#### ENTRIES PROVIDED
··········

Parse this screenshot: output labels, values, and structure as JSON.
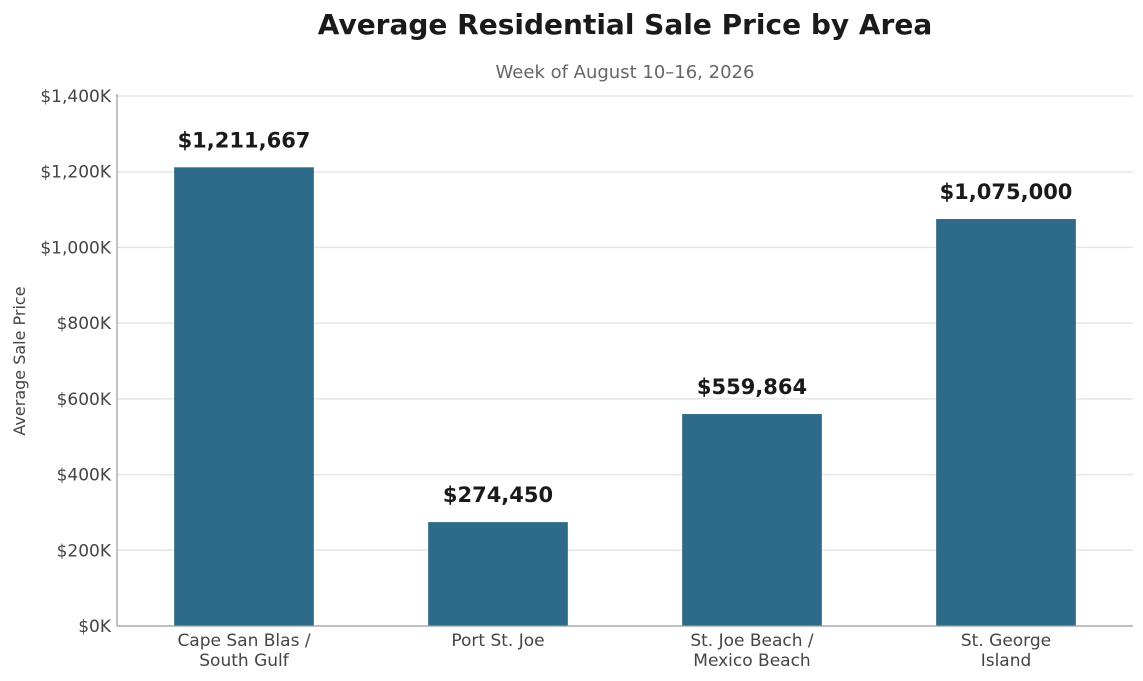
{
  "chart_data": {
    "type": "bar",
    "title": "Average Residential Sale Price by Area",
    "subtitle": "Week of August 10–16, 2026",
    "xlabel": "",
    "ylabel": "Average Sale Price",
    "categories": [
      [
        "Cape San Blas /",
        "South Gulf"
      ],
      [
        "Port St. Joe"
      ],
      [
        "St. Joe Beach /",
        "Mexico Beach"
      ],
      [
        "St. George",
        "Island"
      ]
    ],
    "values": [
      1211667,
      274450,
      559864,
      1075000
    ],
    "value_labels": [
      "$1,211,667",
      "$274,450",
      "$559,864",
      "$1,075,000"
    ],
    "ylim": [
      0,
      1400000
    ],
    "yticks": [
      0,
      200000,
      400000,
      600000,
      800000,
      1000000,
      1200000,
      1400000
    ],
    "ytick_labels": [
      "$0K",
      "$200K",
      "$400K",
      "$600K",
      "$800K",
      "$1,000K",
      "$1,200K",
      "$1,400K"
    ],
    "grid": true,
    "legend": "none",
    "colors": {
      "bar": "#2e6b8a",
      "grid": "#e6e6e6",
      "axis": "#999999",
      "text": "#1a1a1a",
      "muted": "#666666"
    }
  }
}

··········

Ignore the images and quote every line of the listing exactly.

Parse this screenshot: output labels, values, and structure as JSON.
{
  "chart_data": {
    "type": "bar",
    "title": "Average Residential Sale Price by Area",
    "subtitle": "Week of August 10–16, 2026",
    "xlabel": "",
    "ylabel": "Average Sale Price",
    "categories": [
      [
        "Cape San Blas /",
        "South Gulf"
      ],
      [
        "Port St. Joe"
      ],
      [
        "St. Joe Beach /",
        "Mexico Beach"
      ],
      [
        "St. George",
        "Island"
      ]
    ],
    "values": [
      1211667,
      274450,
      559864,
      1075000
    ],
    "value_labels": [
      "$1,211,667",
      "$274,450",
      "$559,864",
      "$1,075,000"
    ],
    "ylim": [
      0,
      1400000
    ],
    "yticks": [
      0,
      200000,
      400000,
      600000,
      800000,
      1000000,
      1200000,
      1400000
    ],
    "ytick_labels": [
      "$0K",
      "$200K",
      "$400K",
      "$600K",
      "$800K",
      "$1,000K",
      "$1,200K",
      "$1,400K"
    ],
    "grid": true,
    "legend": "none",
    "colors": {
      "bar": "#2e6b8a",
      "grid": "#e6e6e6",
      "axis": "#999999",
      "text": "#1a1a1a",
      "muted": "#666666"
    }
  }
}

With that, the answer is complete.